**TASK DESCRIPTION:** Across the entries below, how many lines include "Neuroscience"? Give the number and nothing else.
========================================
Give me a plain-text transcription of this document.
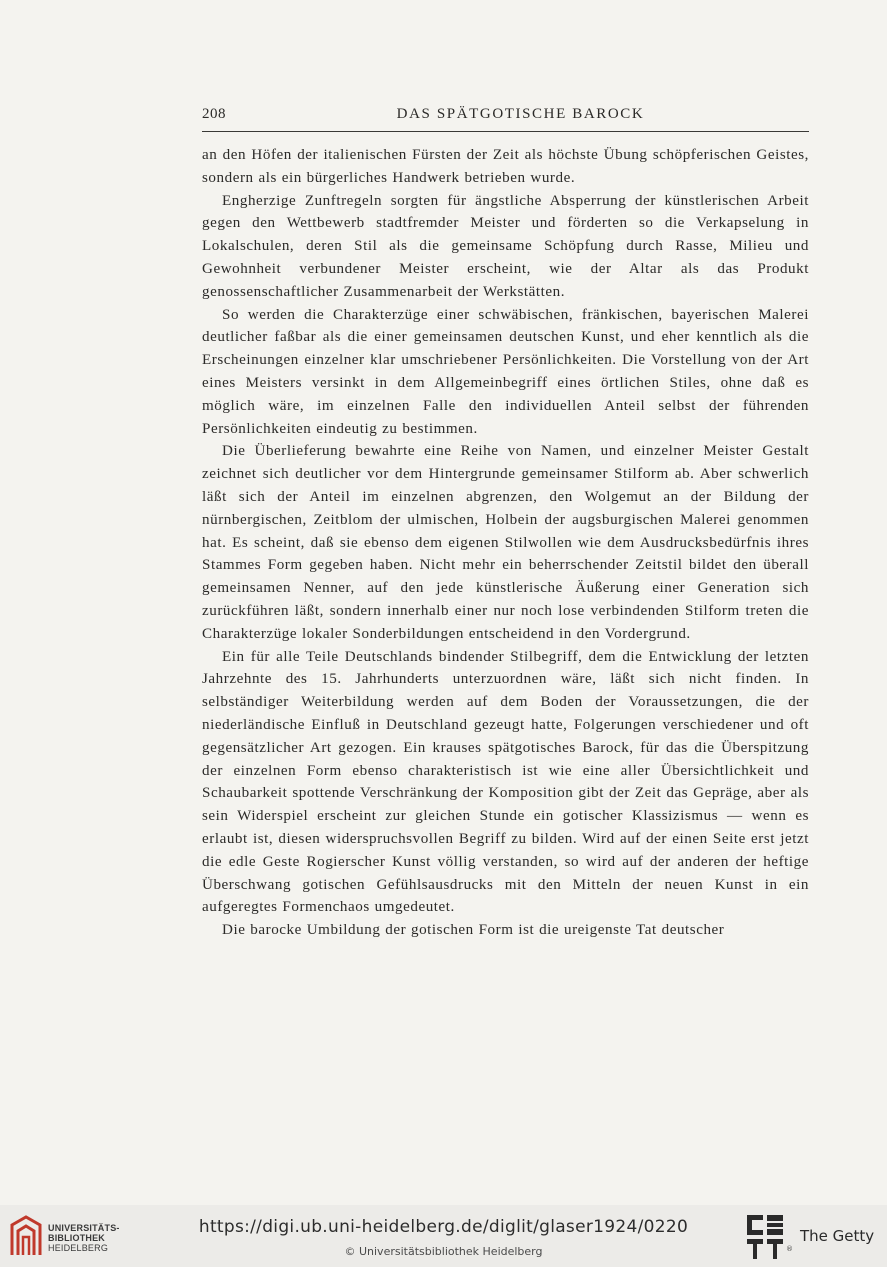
208	DAS SPÄTGOTISCHE BAROCK

an den Höfen der italienischen Fürsten der Zeit als höchste Übung schöpferischen Geistes, sondern als ein bürgerliches Handwerk betrieben wurde.

Engherzige Zunftregeln sorgten für ängstliche Absperrung der künstlerischen Arbeit gegen den Wettbewerb stadtfremder Meister und förderten so die Verkapselung in Lokalschulen, deren Stil als die gemeinsame Schöpfung durch Rasse, Milieu und Gewohnheit verbundener Meister erscheint, wie der Altar als das Produkt genossenschaftlicher Zusammenarbeit der Werkstätten.

So werden die Charakterzüge einer schwäbischen, fränkischen, bayerischen Malerei deutlicher faßbar als die einer gemeinsamen deutschen Kunst, und eher kenntlich als die Erscheinungen einzelner klar umschriebener Persönlichkeiten. Die Vorstellung von der Art eines Meisters versinkt in dem Allgemeinbegriff eines örtlichen Stiles, ohne daß es möglich wäre, im einzelnen Falle den individuellen Anteil selbst der führenden Persönlichkeiten eindeutig zu bestimmen.

Die Überlieferung bewahrte eine Reihe von Namen, und einzelner Meister Gestalt zeichnet sich deutlicher vor dem Hintergrunde gemeinsamer Stilform ab. Aber schwerlich läßt sich der Anteil im einzelnen abgrenzen, den Wolgemut an der Bildung der nürnbergischen, Zeitblom der ulmischen, Holbein der augsburgischen Malerei genommen hat. Es scheint, daß sie ebenso dem eigenen Stilwollen wie dem Ausdrucksbedürfnis ihres Stammes Form gegeben haben. Nicht mehr ein beherrschender Zeitstil bildet den überall gemeinsamen Nenner, auf den jede künstlerische Äußerung einer Generation sich zurückführen läßt, sondern innerhalb einer nur noch lose verbindenden Stilform treten die Charakterzüge lokaler Sonderbildungen entscheidend in den Vordergrund.

Ein für alle Teile Deutschlands bindender Stilbegriff, dem die Entwicklung der letzten Jahrzehnte des 15. Jahrhunderts unterzuordnen wäre, läßt sich nicht finden. In selbständiger Weiterbildung werden auf dem Boden der Voraussetzungen, die der niederländische Einfluß in Deutschland gezeugt hatte, Folgerungen verschiedener und oft gegensätzlicher Art gezogen. Ein krauses spätgotisches Barock, für das die Überspitzung der einzelnen Form ebenso charakteristisch ist wie eine aller Übersichtlichkeit und Schaubarkeit spottende Verschränkung der Komposition gibt der Zeit das Gepräge, aber als sein Widerspiel erscheint zur gleichen Stunde ein gotischer Klassizismus — wenn es erlaubt ist, diesen widerspruchsvollen Begriff zu bilden. Wird auf der einen Seite erst jetzt die edle Geste Rogierscher Kunst völlig verstanden, so wird auf der anderen der heftige Überschwang gotischen Gefühlsausdrucks mit den Mitteln der neuen Kunst in ein aufgeregtes Formenchaos umgedeutet.

Die barocke Umbildung der gotischen Form ist die ureigenste Tat deutscher

UNIVERSITÄTS-
BIBLIOTHEK
HEIDELBERG
https://digi.ub.uni-heidelberg.de/diglit/glaser1924/0220
© Universitätsbibliothek Heidelberg	®
The Getty
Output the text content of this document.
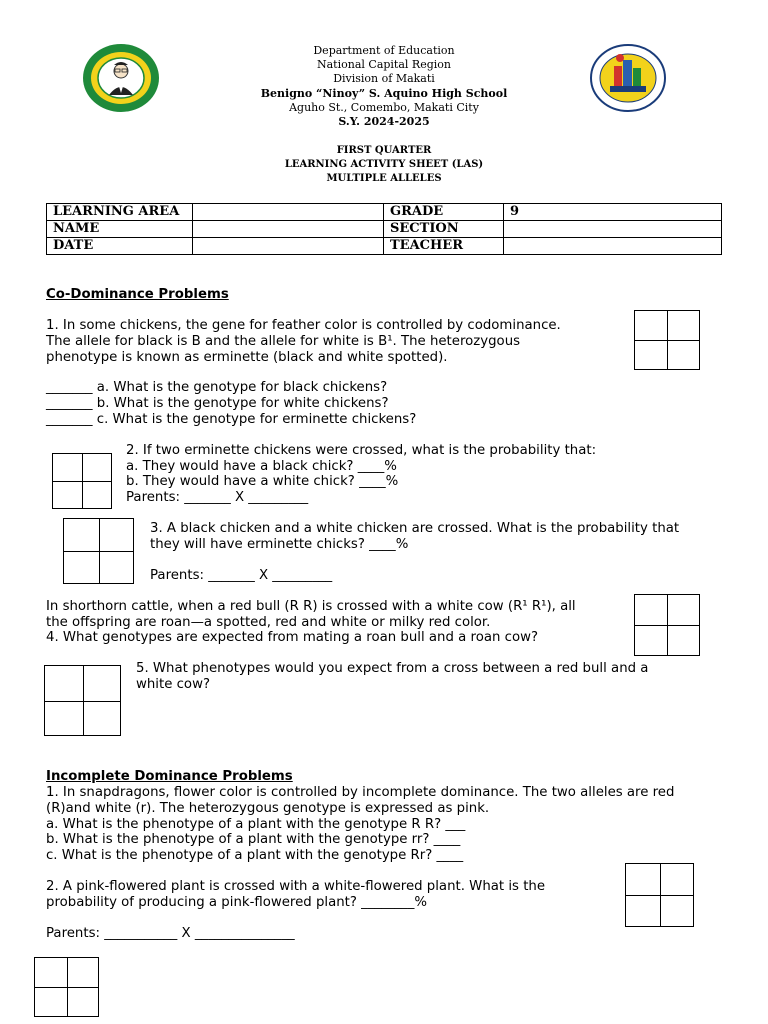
Department of Education
National Capital Region
Division of Makati
Benigno “Ninoy” S. Aquino High School
Aguho St., Comembo, Makati City
S.Y. 2024-2025
FIRST QUARTER
LEARNING ACTIVITY SHEET (LAS)
MULTIPLE ALLELES
LEARNING AREA		GRADE	9
NAME		SECTION	
DATE		TEACHER	
Co-Dominance Problems
1. In some chickens, the gene for feather color is controlled by codominance.
The allele for black is B and the allele for white is B¹. The heterozygous
phenotype is known as erminette (black and white spotted).
_______ a. What is the genotype for black chickens?
_______ b. What is the genotype for white chickens?
_______ c. What is the genotype for erminette chickens?
2. If two erminette chickens were crossed, what is the probability that:
a. They would have a black chick? ____%
b. They would have a white chick? ____%
Parents: _______ X _________
3. A black chicken and a white chicken are crossed. What is the probability that
they will have erminette chicks? ____%
Parents: _______ X _________
In shorthorn cattle, when a red bull (R R) is crossed with a white cow (R¹ R¹), all
the offspring are roan—a spotted, red and white or milky red color.
4. What genotypes are expected from mating a roan bull and a roan cow?
5. What phenotypes would you expect from a cross between a red bull and a
white cow?
Incomplete Dominance Problems
1. In snapdragons, flower color is controlled by incomplete dominance. The two alleles are red
(R)and white (r). The heterozygous genotype is expressed as pink.
a. What is the phenotype of a plant with the genotype R R? ___
b. What is the phenotype of a plant with the genotype rr? ____
c. What is the phenotype of a plant with the genotype Rr? ____
2. A pink-flowered plant is crossed with a white-flowered plant. What is the
probability of producing a pink-flowered plant? ________%
Parents: ___________ X _______________
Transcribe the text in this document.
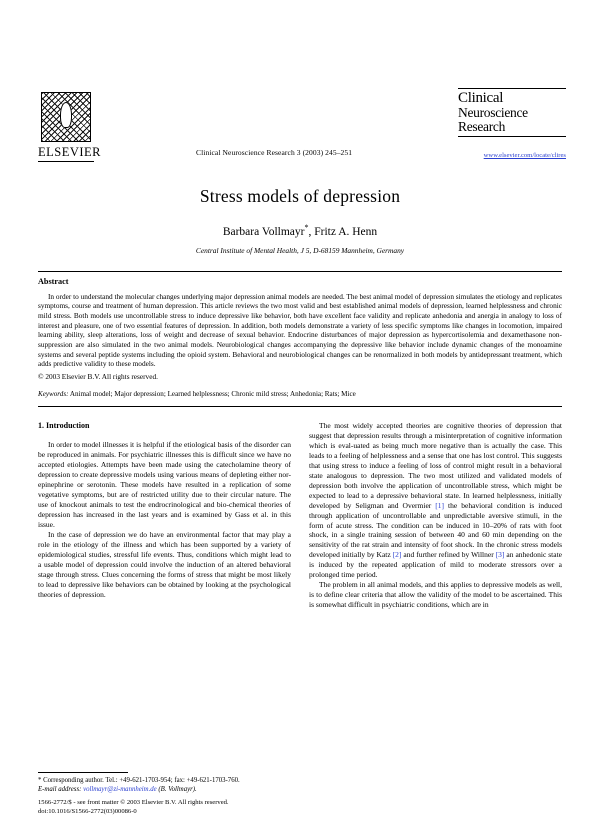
ELSEVIER	Clinical Neuroscience Research 3 (2003) 245–251
Clinical
Neuroscience
Research
www.elsevier.com/locate/clires
Stress models of depression
Barbara Vollmayr*, Fritz A. Henn
Central Institute of Mental Health, J 5, D-68159 Mannheim, Germany
Abstract
In order to understand the molecular changes underlying major depression animal models are needed. The best animal model of depression simulates the etiology and replicates symptoms, course and treatment of human depression. This article reviews the two most valid and best established animal models of depression, learned helplessness and chronic mild stress. Both models use uncontrollable stress to induce depressive like behavior, both have excellent face validity and replicate anhedonia and anergia in analogy to loss of interest and pleasure, one of two essential features of depression. In addition, both models demonstrate a variety of less specific symptoms like changes in locomotion, impaired learning ability, sleep alterations, loss of weight and decrease of sexual behavior. Endocrine disturbances of major depression as hypercortisolemia and dexamethasone non-suppression are also simulated in the two animal models. Neurobiological changes accompanying the depressive like behavior include dynamic changes of the monoamine systems and several peptide systems including the opioid system. Behavioral and neurobiological changes can be renormalized in both models by antidepressant treatment, which adds predictive validity to these models.
© 2003 Elsevier B.V. All rights reserved.
Keywords: Animal model; Major depression; Learned helplessness; Chronic mild stress; Anhedonia; Rats; Mice
1. Introduction

In order to model illnesses it is helpful if the etiological basis of the disorder can be reproduced in animals. For psychiatric illnesses this is difficult since we have no accepted etiologies. Attempts have been made using the catecholamine theory of depression to create depressive models using various means of depleting either nor-epinephrine or serotonin. These models have resulted in a replication of some vegetative symptoms, but are of restricted utility due to their circular nature. The use of knockout animals to test the endrocrinological and bio-chemical theories of depression has increased in the last years and is examined by Gass et al. in this issue.

In the case of depression we do have an environmental factor that may play a role in the etiology of the illness and which has been supported by a variety of epidemiological studies, stressful life events. Thus, conditions which might lead to a usable model of depression could involve the induction of an altered behavioral stage through stress. Clues concerning the forms of stress that might be most likely to lead to depressive like behaviors can be obtained by looking at the psychological theories of depression.

The most widely accepted theories are cognitive theories of depression that suggest that depression results through a misinterpretation of cognitive information which is eval-uated as being much more negative than is actually the case. This leads to a feeling of helplessness and a sense that one has lost control. This suggests that using stress to induce a feeling of loss of control might result in a behavioral state analogous to depression. The two most utilized and validated models of depression both involve the application of uncontrollable stress, which might be expected to lead to a depressive behavioral state. In learned helplessness, initially developed by Seligman and Overmier [1] the behavioral condition is induced through application of uncontrollable and unpredictable aversive stimuli, in the form of acute stress. The condition can be induced in 10–20% of rats with foot shock, in a single training session of between 40 and 60 min depending on the sensitivity of the rat strain and intensity of foot shock. In the chronic stress models developed initially by Katz [2] and further refined by Willner [3] an anhedonic state is induced by the repeated application of mild to moderate stressors over a prolonged time period.

The problem in all animal models, and this applies to depressive models as well, is to define clear criteria that allow the validity of the model to be ascertained. This is somewhat difficult in psychiatric conditions, which are in

* Corresponding author. Tel.: +49-621-1703-954; fax: +49-621-1703-760.
E-mail address: vollmayr@zi-mannheim.de (B. Vollmayr).
1566-2772/$ - see front matter © 2003 Elsevier B.V. All rights reserved.
doi:10.1016/S1566-2772(03)00086-0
========================================
**TASK OUTPUT:** 2